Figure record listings
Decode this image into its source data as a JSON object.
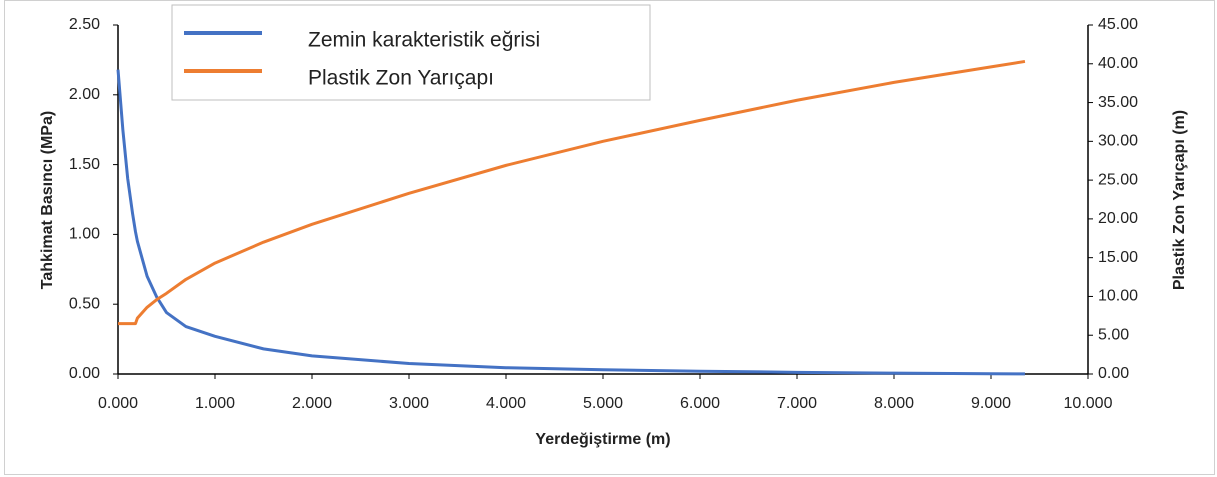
{
  "chart_data": {
    "type": "line",
    "xlabel": "Yerdeğiştirme (m)",
    "ylabel": "Tahkimat Basıncı (MPa)",
    "y2label": "Plastik Zon Yarıçapı (m)",
    "x": [
      0,
      0.05,
      0.1,
      0.15,
      0.18,
      0.2,
      0.3,
      0.4,
      0.5,
      0.7,
      1,
      1.5,
      2,
      3,
      4,
      5,
      6,
      7,
      8,
      9,
      9.35
    ],
    "series": [
      {
        "name": "Zemin karakteristik eğrisi",
        "color": "#4472c4",
        "axis": "y",
        "values": [
          2.18,
          1.75,
          1.4,
          1.15,
          1.02,
          0.95,
          0.7,
          0.55,
          0.44,
          0.34,
          0.27,
          0.18,
          0.13,
          0.075,
          0.045,
          0.03,
          0.02,
          0.012,
          0.006,
          0.002,
          0.001
        ]
      },
      {
        "name": "Plastik Zon Yarıçapı",
        "color": "#ed7d31",
        "axis": "y2",
        "values": [
          6.5,
          6.5,
          6.5,
          6.5,
          6.5,
          7.2,
          8.6,
          9.6,
          10.4,
          12.2,
          14.3,
          17,
          19.3,
          23.3,
          26.9,
          30,
          32.7,
          35.3,
          37.6,
          39.6,
          40.3
        ]
      }
    ],
    "xlim": [
      0,
      10
    ],
    "xticks": [
      {
        "value": 0,
        "label": "0.000"
      },
      {
        "value": 1,
        "label": "1.000"
      },
      {
        "value": 2,
        "label": "2.000"
      },
      {
        "value": 3,
        "label": "3.000"
      },
      {
        "value": 4,
        "label": "4.000"
      },
      {
        "value": 5,
        "label": "5.000"
      },
      {
        "value": 6,
        "label": "6.000"
      },
      {
        "value": 7,
        "label": "7.000"
      },
      {
        "value": 8,
        "label": "8.000"
      },
      {
        "value": 9,
        "label": "9.000"
      },
      {
        "value": 10,
        "label": "10.000"
      }
    ],
    "ylim": [
      0,
      2.5
    ],
    "yticks": [
      {
        "value": 0,
        "label": "0.00"
      },
      {
        "value": 0.5,
        "label": "0.50"
      },
      {
        "value": 1,
        "label": "1.00"
      },
      {
        "value": 1.5,
        "label": "1.50"
      },
      {
        "value": 2,
        "label": "2.00"
      },
      {
        "value": 2.5,
        "label": "2.50"
      }
    ],
    "y2lim": [
      0,
      45
    ],
    "y2ticks": [
      {
        "value": 0,
        "label": "0.00"
      },
      {
        "value": 5,
        "label": "5.00"
      },
      {
        "value": 10,
        "label": "10.00"
      },
      {
        "value": 15,
        "label": "15.00"
      },
      {
        "value": 20,
        "label": "20.00"
      },
      {
        "value": 25,
        "label": "25.00"
      },
      {
        "value": 30,
        "label": "30.00"
      },
      {
        "value": 35,
        "label": "35.00"
      },
      {
        "value": 40,
        "label": "40.00"
      },
      {
        "value": 45,
        "label": "45.00"
      }
    ],
    "grid": false
  }
}
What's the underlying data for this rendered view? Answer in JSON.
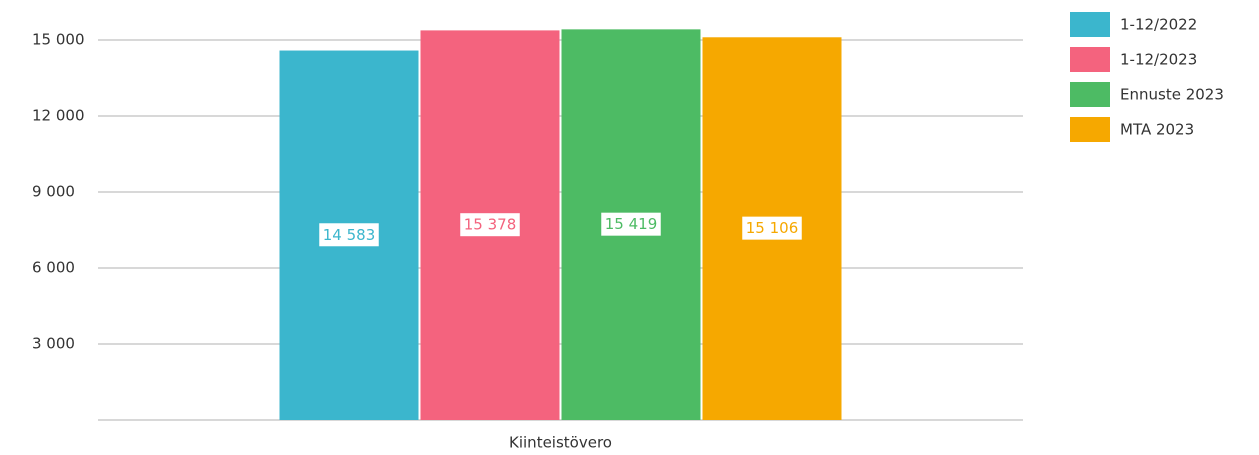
{
  "chart_data": {
    "type": "bar",
    "categories": [
      "Kiinteistövero"
    ],
    "series": [
      {
        "name": "1-12/2022",
        "color": "#3bb6cd",
        "values": [
          14583
        ],
        "value_labels": [
          "14 583"
        ]
      },
      {
        "name": "1-12/2023",
        "color": "#f4637e",
        "values": [
          15378
        ],
        "value_labels": [
          "15 378"
        ]
      },
      {
        "name": "Ennuste 2023",
        "color": "#4dbb64",
        "values": [
          15419
        ],
        "value_labels": [
          "15 419"
        ]
      },
      {
        "name": "MTA 2023",
        "color": "#f6a800",
        "values": [
          15106
        ],
        "value_labels": [
          "15 106"
        ]
      }
    ],
    "ylim": [
      0,
      15800
    ],
    "yticks": [
      {
        "value": 3000,
        "label": "3 000"
      },
      {
        "value": 6000,
        "label": "6 000"
      },
      {
        "value": 9000,
        "label": "9 000"
      },
      {
        "value": 12000,
        "label": "12 000"
      },
      {
        "value": 15000,
        "label": "15 000"
      }
    ],
    "grid": true,
    "legend": "right"
  }
}
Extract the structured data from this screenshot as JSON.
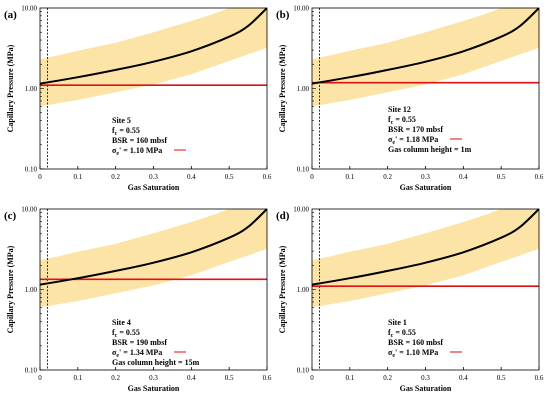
{
  "chart_data": [
    {
      "type": "line",
      "panel_label": "(a)",
      "xlabel": "Gas Saturation",
      "ylabel": "Capillary Pressure (MPa)",
      "yscale": "log",
      "xlim": [
        0,
        0.6
      ],
      "ylim": [
        0.1,
        10
      ],
      "x_ticks": [
        "0",
        "0.1",
        "0.2",
        "0.3",
        "0.4",
        "0.5",
        "0.6"
      ],
      "y_ticks": [
        "0.10",
        "1.00",
        "10.00"
      ],
      "curve": {
        "x": [
          0,
          0.1,
          0.2,
          0.3,
          0.4,
          0.5,
          0.55,
          0.6
        ],
        "y": [
          1.15,
          1.38,
          1.7,
          2.15,
          2.9,
          4.4,
          6.0,
          10.0
        ]
      },
      "band_lower": {
        "x": [
          0,
          0.1,
          0.2,
          0.3,
          0.4,
          0.5,
          0.6
        ],
        "y": [
          0.6,
          0.72,
          0.9,
          1.12,
          1.5,
          2.2,
          3.2
        ]
      },
      "band_upper": {
        "x": [
          0,
          0.05,
          0.1,
          0.2,
          0.3,
          0.4,
          0.45,
          0.5
        ],
        "y": [
          2.3,
          2.6,
          2.95,
          3.7,
          5.0,
          6.9,
          8.2,
          10.0
        ]
      },
      "seal_pressure": 1.1,
      "vline_x": 0.02,
      "annotation": [
        "Site 5",
        "fc = 0.55",
        "BSR = 160 mbsf",
        "σe' = 1.10 MPa"
      ],
      "colors": {
        "curve": "#000000",
        "band": "#fce4a6",
        "pressure_line": "#dd1111"
      }
    },
    {
      "type": "line",
      "panel_label": "(b)",
      "xlabel": "Gas Saturation",
      "ylabel": "Capillary Pressure (MPa)",
      "yscale": "log",
      "xlim": [
        0,
        0.6
      ],
      "ylim": [
        0.1,
        10
      ],
      "x_ticks": [
        "0",
        "0.1",
        "0.2",
        "0.3",
        "0.4",
        "0.5",
        "0.6"
      ],
      "y_ticks": [
        "0.10",
        "1.00",
        "10.00"
      ],
      "curve": {
        "x": [
          0,
          0.1,
          0.2,
          0.3,
          0.4,
          0.5,
          0.55,
          0.6
        ],
        "y": [
          1.15,
          1.38,
          1.7,
          2.15,
          2.9,
          4.4,
          6.0,
          10.0
        ]
      },
      "band_lower": {
        "x": [
          0,
          0.1,
          0.2,
          0.3,
          0.4,
          0.5,
          0.6
        ],
        "y": [
          0.6,
          0.72,
          0.9,
          1.12,
          1.5,
          2.2,
          3.2
        ]
      },
      "band_upper": {
        "x": [
          0,
          0.05,
          0.1,
          0.2,
          0.3,
          0.4,
          0.45,
          0.5
        ],
        "y": [
          2.3,
          2.6,
          2.95,
          3.7,
          5.0,
          6.9,
          8.2,
          10.0
        ]
      },
      "seal_pressure": 1.18,
      "vline_x": 0.02,
      "annotation": [
        "Site 12",
        "fc = 0.55",
        "BSR = 170 mbsf",
        "σe' = 1.18 MPa",
        "Gas column height = 1m"
      ],
      "colors": {
        "curve": "#000000",
        "band": "#fce4a6",
        "pressure_line": "#dd1111"
      }
    },
    {
      "type": "line",
      "panel_label": "(c)",
      "xlabel": "Gas Saturation",
      "ylabel": "Capillary Pressure (MPa)",
      "yscale": "log",
      "xlim": [
        0,
        0.6
      ],
      "ylim": [
        0.1,
        10
      ],
      "x_ticks": [
        "0",
        "0.1",
        "0.2",
        "0.3",
        "0.4",
        "0.5",
        "0.6"
      ],
      "y_ticks": [
        "0.10",
        "1.00",
        "10.00"
      ],
      "curve": {
        "x": [
          0,
          0.1,
          0.2,
          0.3,
          0.4,
          0.5,
          0.55,
          0.6
        ],
        "y": [
          1.15,
          1.38,
          1.7,
          2.15,
          2.9,
          4.4,
          6.0,
          10.0
        ]
      },
      "band_lower": {
        "x": [
          0,
          0.1,
          0.2,
          0.3,
          0.4,
          0.5,
          0.6
        ],
        "y": [
          0.6,
          0.72,
          0.9,
          1.12,
          1.5,
          2.2,
          3.2
        ]
      },
      "band_upper": {
        "x": [
          0,
          0.05,
          0.1,
          0.2,
          0.3,
          0.4,
          0.45,
          0.5
        ],
        "y": [
          2.3,
          2.6,
          2.95,
          3.7,
          5.0,
          6.9,
          8.2,
          10.0
        ]
      },
      "seal_pressure": 1.34,
      "vline_x": 0.02,
      "annotation": [
        "Site 4",
        "fc = 0.55",
        "BSR = 190 mbsf",
        "σe' = 1.34 MPa",
        "Gas column height = 15m"
      ],
      "colors": {
        "curve": "#000000",
        "band": "#fce4a6",
        "pressure_line": "#dd1111"
      }
    },
    {
      "type": "line",
      "panel_label": "(d)",
      "xlabel": "Gas Saturation",
      "ylabel": "Capillary Pressure (MPa)",
      "yscale": "log",
      "xlim": [
        0,
        0.6
      ],
      "ylim": [
        0.1,
        10
      ],
      "x_ticks": [
        "0",
        "0.1",
        "0.2",
        "0.3",
        "0.4",
        "0.5",
        "0.6"
      ],
      "y_ticks": [
        "0.10",
        "1.00",
        "10.00"
      ],
      "curve": {
        "x": [
          0,
          0.1,
          0.2,
          0.3,
          0.4,
          0.5,
          0.55,
          0.6
        ],
        "y": [
          1.15,
          1.38,
          1.7,
          2.15,
          2.9,
          4.4,
          6.0,
          10.0
        ]
      },
      "band_lower": {
        "x": [
          0,
          0.1,
          0.2,
          0.3,
          0.4,
          0.5,
          0.6
        ],
        "y": [
          0.6,
          0.72,
          0.9,
          1.12,
          1.5,
          2.2,
          3.2
        ]
      },
      "band_upper": {
        "x": [
          0,
          0.05,
          0.1,
          0.2,
          0.3,
          0.4,
          0.45,
          0.5
        ],
        "y": [
          2.3,
          2.6,
          2.95,
          3.7,
          5.0,
          6.9,
          8.2,
          10.0
        ]
      },
      "seal_pressure": 1.1,
      "vline_x": 0.02,
      "annotation": [
        "Site 1",
        "fc = 0.55",
        "BSR = 160 mbsf",
        "σe' = 1.10 MPa"
      ],
      "colors": {
        "curve": "#000000",
        "band": "#fce4a6",
        "pressure_line": "#dd1111"
      }
    }
  ]
}
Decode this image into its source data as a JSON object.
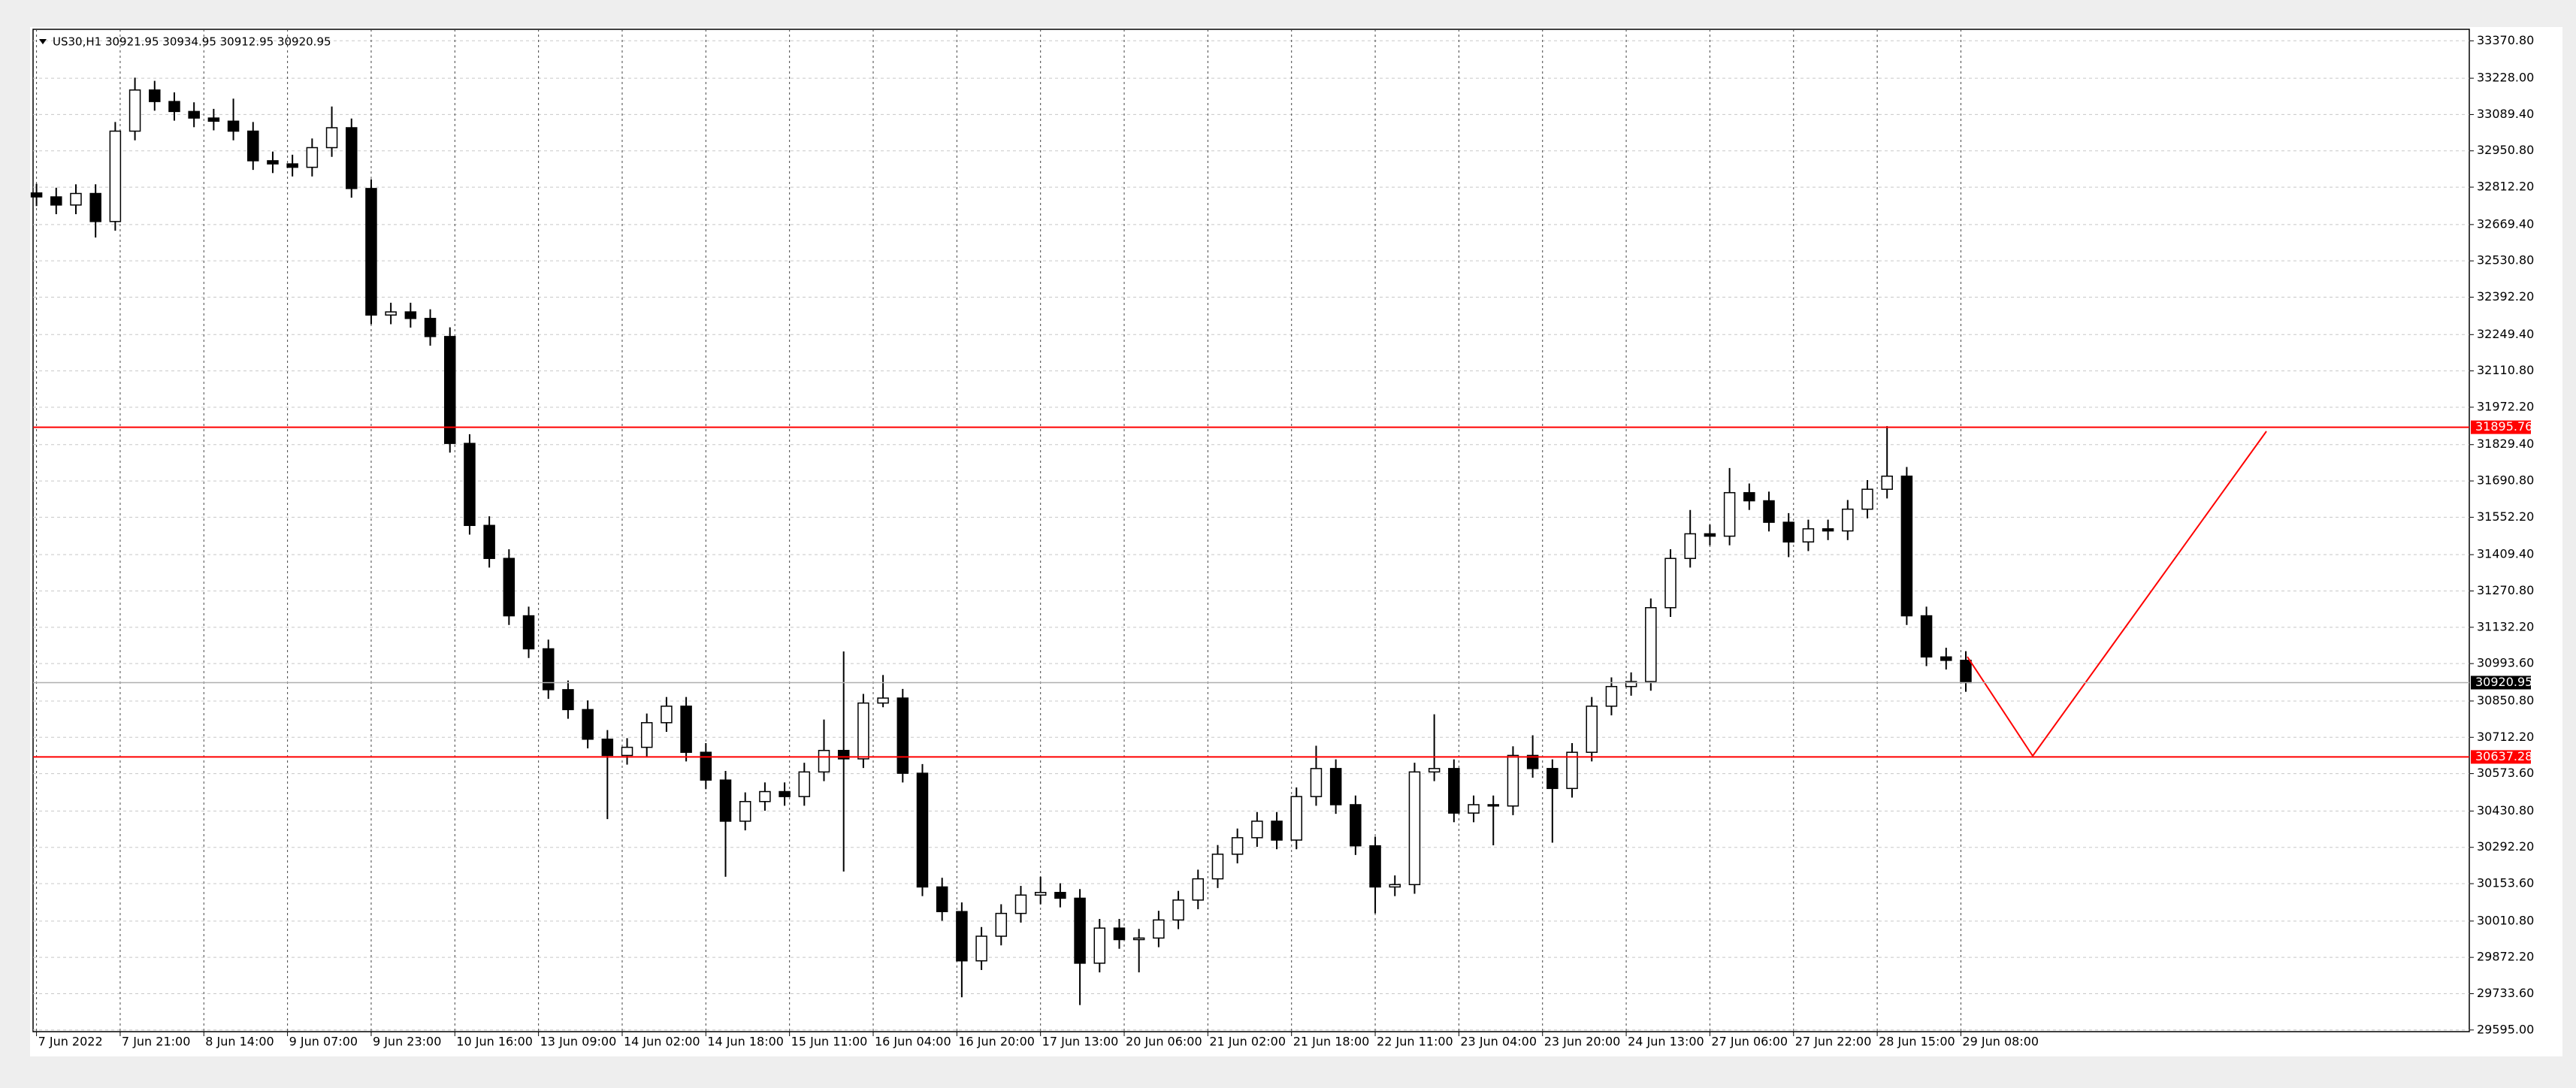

▸ OBJECTIVE
What is the number of lines containing "name"? Give that number only.

▸ FINAL RESULT
6